Pick out every line with the word "товаров" and copy it.
— start of The records —
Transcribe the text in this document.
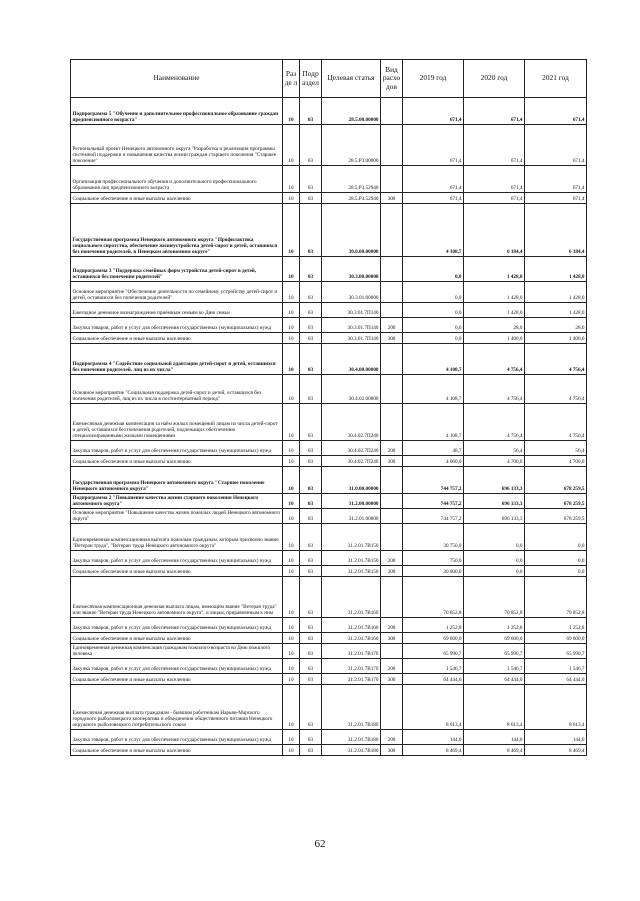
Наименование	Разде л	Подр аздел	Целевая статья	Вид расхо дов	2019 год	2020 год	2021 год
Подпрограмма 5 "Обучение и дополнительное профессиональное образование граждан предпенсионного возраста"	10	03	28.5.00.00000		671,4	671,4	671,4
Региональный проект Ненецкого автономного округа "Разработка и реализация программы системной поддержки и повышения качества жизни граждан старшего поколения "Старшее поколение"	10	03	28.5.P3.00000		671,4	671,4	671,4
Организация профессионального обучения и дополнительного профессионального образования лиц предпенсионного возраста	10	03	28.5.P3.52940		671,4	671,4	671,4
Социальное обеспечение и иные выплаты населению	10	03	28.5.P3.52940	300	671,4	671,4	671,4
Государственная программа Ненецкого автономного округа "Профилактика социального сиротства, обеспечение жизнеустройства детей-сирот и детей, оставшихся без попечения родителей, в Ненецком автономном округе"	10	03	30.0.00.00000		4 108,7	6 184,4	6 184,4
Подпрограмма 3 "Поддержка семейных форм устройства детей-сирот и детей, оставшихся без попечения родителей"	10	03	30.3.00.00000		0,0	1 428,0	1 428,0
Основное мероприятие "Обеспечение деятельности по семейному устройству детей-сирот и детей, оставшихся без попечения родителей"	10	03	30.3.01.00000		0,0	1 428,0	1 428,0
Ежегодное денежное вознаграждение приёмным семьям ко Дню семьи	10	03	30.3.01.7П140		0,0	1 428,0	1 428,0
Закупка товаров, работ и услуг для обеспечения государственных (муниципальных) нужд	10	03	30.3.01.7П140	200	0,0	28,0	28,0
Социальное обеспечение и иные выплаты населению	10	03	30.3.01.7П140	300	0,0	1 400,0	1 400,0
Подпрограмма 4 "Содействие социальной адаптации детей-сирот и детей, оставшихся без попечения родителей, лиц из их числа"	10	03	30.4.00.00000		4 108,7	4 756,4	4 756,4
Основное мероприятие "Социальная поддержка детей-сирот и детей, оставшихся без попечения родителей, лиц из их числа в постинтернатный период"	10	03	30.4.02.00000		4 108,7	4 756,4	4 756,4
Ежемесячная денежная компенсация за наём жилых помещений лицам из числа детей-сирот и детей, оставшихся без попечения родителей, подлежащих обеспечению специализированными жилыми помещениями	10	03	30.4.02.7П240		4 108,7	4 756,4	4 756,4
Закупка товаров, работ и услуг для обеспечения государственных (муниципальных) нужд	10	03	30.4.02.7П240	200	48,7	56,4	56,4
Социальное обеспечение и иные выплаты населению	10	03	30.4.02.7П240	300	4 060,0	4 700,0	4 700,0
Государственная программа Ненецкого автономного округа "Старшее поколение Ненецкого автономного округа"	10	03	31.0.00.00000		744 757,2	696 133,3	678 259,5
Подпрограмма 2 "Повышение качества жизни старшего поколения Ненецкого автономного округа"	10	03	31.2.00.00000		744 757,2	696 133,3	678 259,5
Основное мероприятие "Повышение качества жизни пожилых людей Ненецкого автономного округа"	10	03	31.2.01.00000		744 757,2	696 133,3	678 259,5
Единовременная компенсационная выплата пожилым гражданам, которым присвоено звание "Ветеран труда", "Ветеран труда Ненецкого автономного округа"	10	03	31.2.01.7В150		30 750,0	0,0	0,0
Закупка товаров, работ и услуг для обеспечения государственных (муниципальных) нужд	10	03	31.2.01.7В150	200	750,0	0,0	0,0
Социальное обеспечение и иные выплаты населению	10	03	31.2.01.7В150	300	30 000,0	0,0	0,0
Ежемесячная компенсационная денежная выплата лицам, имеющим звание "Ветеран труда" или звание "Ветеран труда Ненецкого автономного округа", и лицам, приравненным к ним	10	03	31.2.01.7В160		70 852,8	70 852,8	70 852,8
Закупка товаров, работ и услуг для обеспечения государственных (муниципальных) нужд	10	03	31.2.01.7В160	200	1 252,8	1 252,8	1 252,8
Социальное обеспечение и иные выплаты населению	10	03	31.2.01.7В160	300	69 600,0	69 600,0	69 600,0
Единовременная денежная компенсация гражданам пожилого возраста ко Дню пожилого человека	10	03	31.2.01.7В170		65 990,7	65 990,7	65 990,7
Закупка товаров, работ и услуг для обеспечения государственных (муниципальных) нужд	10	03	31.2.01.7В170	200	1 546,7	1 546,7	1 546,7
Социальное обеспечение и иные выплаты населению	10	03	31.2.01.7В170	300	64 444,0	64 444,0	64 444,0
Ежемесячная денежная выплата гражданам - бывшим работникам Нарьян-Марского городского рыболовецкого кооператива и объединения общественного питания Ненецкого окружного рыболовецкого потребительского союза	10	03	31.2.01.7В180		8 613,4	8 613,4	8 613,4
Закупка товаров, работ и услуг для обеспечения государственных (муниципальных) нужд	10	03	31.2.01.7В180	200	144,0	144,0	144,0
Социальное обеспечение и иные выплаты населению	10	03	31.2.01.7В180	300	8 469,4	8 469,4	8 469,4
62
— end of The records —
— start of The records —
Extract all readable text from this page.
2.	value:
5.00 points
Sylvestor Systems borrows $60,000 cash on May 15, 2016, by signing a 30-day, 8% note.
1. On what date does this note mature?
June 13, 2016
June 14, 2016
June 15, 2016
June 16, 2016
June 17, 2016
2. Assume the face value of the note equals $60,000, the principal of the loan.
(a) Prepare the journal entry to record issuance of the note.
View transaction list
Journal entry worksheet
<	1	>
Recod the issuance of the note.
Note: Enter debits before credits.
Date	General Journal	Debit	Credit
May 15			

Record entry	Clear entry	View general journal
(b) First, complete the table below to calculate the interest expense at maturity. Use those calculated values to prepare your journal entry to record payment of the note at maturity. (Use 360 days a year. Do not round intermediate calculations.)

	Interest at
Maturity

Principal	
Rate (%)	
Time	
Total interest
— end of The records —
Task output:
Закупка товаров, работ и услуг для обеспечения государственных (муниципальных) нужд	10	03	30.3.01.7П140	200	0,0	28,0	28,0
Закупка товаров, работ и услуг для обеспечения государственных (муниципальных) нужд	10	03	30.4.02.7П240	200	48,7	56,4	56,4
Закупка товаров, работ и услуг для обеспечения государственных (муниципальных) нужд	10	03	31.2.01.7В150	200	750,0	0,0	0,0
Закупка товаров, работ и услуг для обеспечения государственных (муниципальных) нужд	10	03	31.2.01.7В160	200	1 252,8	1 252,8	1 252,8
Закупка товаров, работ и услуг для обеспечения государственных (муниципальных) нужд	10	03	31.2.01.7В170	200	1 546,7	1 546,7	1 546,7
Закупка товаров, работ и услуг для обеспечения государственных (муниципальных) нужд	10	03	31.2.01.7В180	200	144,0	144,0	144,0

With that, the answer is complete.